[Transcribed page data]
------------
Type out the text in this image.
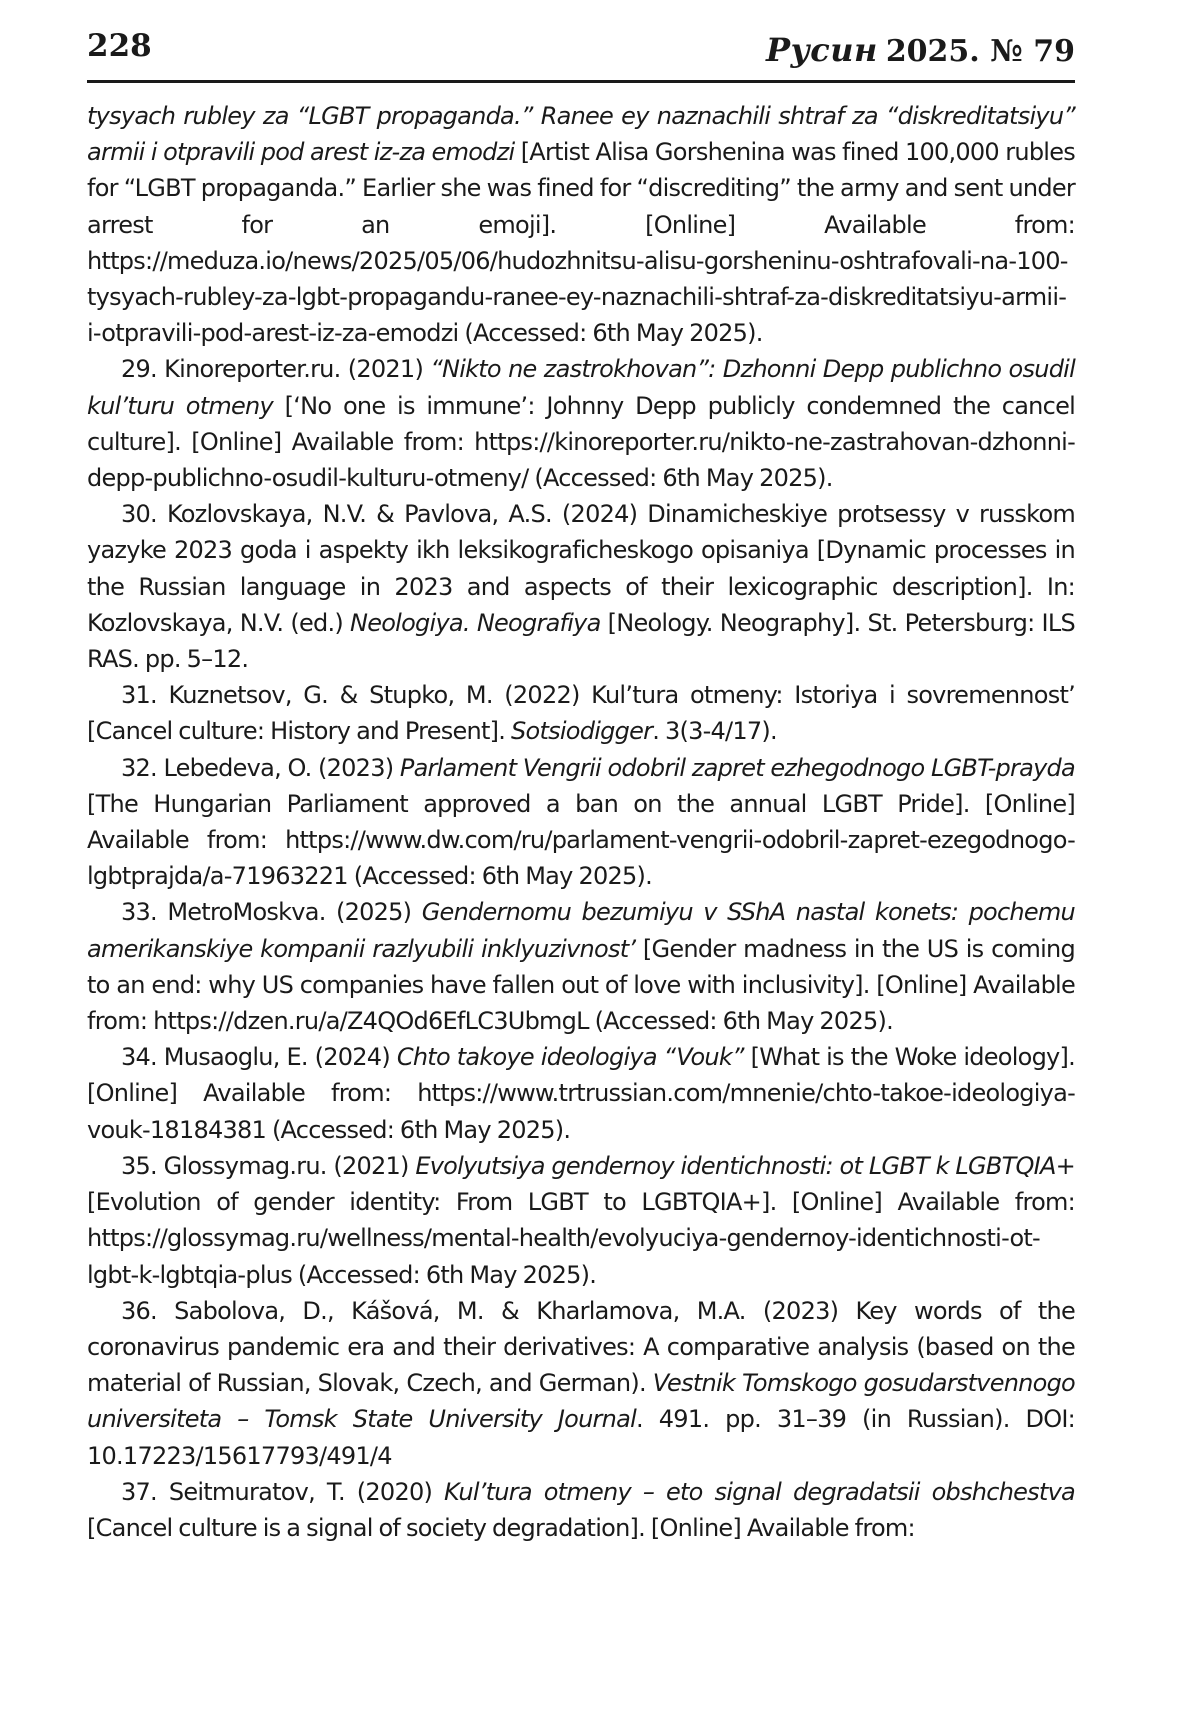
228	Русин 2025. № 79

tysyach rubley za “LGBT propaganda.” Ranee ey naznachili shtraf za “diskreditatsiyu” armii i otpravili pod arest iz-za emodzi [Artist Alisa Gorshenina was fined 100,000 rubles for “LGBT propaganda.” Earlier she was fined for “discrediting” the army and sent under arrest for an emoji]. [Online] Available from: https://meduza.io/news/2025/05/06/hudozhnitsu-alisu-gorsheninu-oshtrafovali-na-100-tysyach-rubley-za-lgbt-propagandu-ranee-ey-naznachili-shtraf-za-diskreditatsiyu-armii-i-otpravili-pod-arest-iz-za-emodzi (Accessed: 6th May 2025).

29. Kinoreporter.ru. (2021) “Nikto ne zastrokhovan”: Dzhonni Depp publichno osudil kul’turu otmeny [‘No one is immune’: Johnny Depp publicly condemned the cancel culture]. [Online] Available from: https://kinoreporter.ru/nikto-ne-zastrahovan-dzhonni-depp-publichno-osudil-kulturu-otmeny/ (Accessed: 6th May 2025).

30. Kozlovskaya, N.V. & Pavlova, A.S. (2024) Dinamicheskiye protsessy v russkom yazyke 2023 goda i aspekty ikh leksikograficheskogo opisaniya [Dynamic processes in the Russian language in 2023 and aspects of their lexicographic description]. In: Kozlovskaya, N.V. (ed.) Neologiya. Neografiya [Neology. Neography]. St. Petersburg: ILS RAS. pp. 5–12.

31. Kuznetsov, G. & Stupko, M. (2022) Kul’tura otmeny: Istoriya i sovremennost’ [Cancel culture: History and Present]. Sotsiodigger. 3(3-4/17).

32. Lebedeva, O. (2023) Parlament Vengrii odobril zapret ezhegodnogo LGBT-prayda [The Hungarian Parliament approved a ban on the annual LGBT Pride]. [Online] Available from: https://www.dw.com/ru/parlament-vengrii-odobril-zapret-ezegodnogo-lgbtprajda/a-71963221 (Accessed: 6th May 2025).

33. MetroMoskva. (2025) Gendernomu bezumiyu v SShA nastal konets: pochemu amerikanskiye kompanii razlyubili inklyuzivnost’ [Gender madness in the US is coming to an end: why US companies have fallen out of love with inclusivity]. [Online] Available from: https://dzen.ru/a/Z4QOd6EfLC3UbmgL (Accessed: 6th May 2025).

34. Musaoglu, E. (2024) Chto takoye ideologiya “Vouk” [What is the Woke ideology]. [Online] Available from: https://www.trtrussian.com/mnenie/chto-takoe-ideologiya-vouk-18184381 (Accessed: 6th May 2025).

35. Glossymag.ru. (2021) Evolyutsiya gendernoy identichnosti: ot LGBT k LGBTQIA+ [Evolution of gender identity: From LGBT to LGBTQIA+]. [Online] Available from: https://glossymag.ru/wellness/mental-health/evolyuciya-gendernoy-identichnosti-ot-lgbt-k-lgbtqia-plus (Accessed: 6th May 2025).

36. Sabolova, D., Kášová, M. & Kharlamova, M.A. (2023) Key words of the coronavirus pandemic era and their derivatives: A comparative analysis (based on the material of Russian, Slovak, Czech, and German). Vestnik Tomskogo gosudarstvennogo universiteta – Tomsk State University Journal. 491. pp. 31–39 (in Russian). DOI: 10.17223/15617793/491/4

37. Seitmuratov, T. (2020) Kul’tura otmeny – eto signal degradatsii obshchestva [Cancel culture is a signal of society degradation]. [Online] Available from:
------------
Each line above should be returned exactly as it stands, minus any pictures.

COMPLETED TASK:
Type out the text in this image.
228	Русин 2025. № 79

tysyach rubley za “LGBT propaganda.” Ranee ey naznachili shtraf za “diskreditatsiyu” armii i otpravili pod arest iz-za emodzi [Artist Alisa Gorshenina was fined 100,000 rubles for “LGBT propaganda.” Earlier she was fined for “discrediting” the army and sent under arrest for an emoji]. [Online] Available from: https://meduza.io/news/2025/05/06/hudozhnitsu-alisu-gorsheninu-oshtrafovali-na-100-tysyach-rubley-za-lgbt-propagandu-ranee-ey-naznachili-shtraf-za-diskreditatsiyu-armii-i-otpravili-pod-arest-iz-za-emodzi (Accessed: 6th May 2025).

29. Kinoreporter.ru. (2021) “Nikto ne zastrokhovan”: Dzhonni Depp publichno osudil kul’turu otmeny [‘No one is immune’: Johnny Depp publicly condemned the cancel culture]. [Online] Available from: https://kinoreporter.ru/nikto-ne-zastrahovan-dzhonni-depp-publichno-osudil-kulturu-otmeny/ (Accessed: 6th May 2025).

30. Kozlovskaya, N.V. & Pavlova, A.S. (2024) Dinamicheskiye protsessy v russkom yazyke 2023 goda i aspekty ikh leksikograficheskogo opisaniya [Dynamic processes in the Russian language in 2023 and aspects of their lexicographic description]. In: Kozlovskaya, N.V. (ed.) Neologiya. Neografiya [Neology. Neography]. St. Petersburg: ILS RAS. pp. 5–12.

31. Kuznetsov, G. & Stupko, M. (2022) Kul’tura otmeny: Istoriya i sovremennost’ [Cancel culture: History and Present]. Sotsiodigger. 3(3-4/17).

32. Lebedeva, O. (2023) Parlament Vengrii odobril zapret ezhegodnogo LGBT-prayda [The Hungarian Parliament approved a ban on the annual LGBT Pride]. [Online] Available from: https://www.dw.com/ru/parlament-vengrii-odobril-zapret-ezegodnogo-lgbtprajda/a-71963221 (Accessed: 6th May 2025).

33. MetroMoskva. (2025) Gendernomu bezumiyu v SShA nastal konets: pochemu amerikanskiye kompanii razlyubili inklyuzivnost’ [Gender madness in the US is coming to an end: why US companies have fallen out of love with inclusivity]. [Online] Available from: https://dzen.ru/a/Z4QOd6EfLC3UbmgL (Accessed: 6th May 2025).

34. Musaoglu, E. (2024) Chto takoye ideologiya “Vouk” [What is the Woke ideology]. [Online] Available from: https://www.trtrussian.com/mnenie/chto-takoe-ideologiya-vouk-18184381 (Accessed: 6th May 2025).

35. Glossymag.ru. (2021) Evolyutsiya gendernoy identichnosti: ot LGBT k LGBTQIA+ [Evolution of gender identity: From LGBT to LGBTQIA+]. [Online] Available from: https://glossymag.ru/wellness/mental-health/evolyuciya-gendernoy-identichnosti-ot-lgbt-k-lgbtqia-plus (Accessed: 6th May 2025).

36. Sabolova, D., Kášová, M. & Kharlamova, M.A. (2023) Key words of the coronavirus pandemic era and their derivatives: A comparative analysis (based on the material of Russian, Slovak, Czech, and German). Vestnik Tomskogo gosudarstvennogo universiteta – Tomsk State University Journal. 491. pp. 31–39 (in Russian). DOI: 10.17223/15617793/491/4

37. Seitmuratov, T. (2020) Kul’tura otmeny – eto signal degradatsii obshchestva [Cancel culture is a signal of society degradation]. [Online] Available from:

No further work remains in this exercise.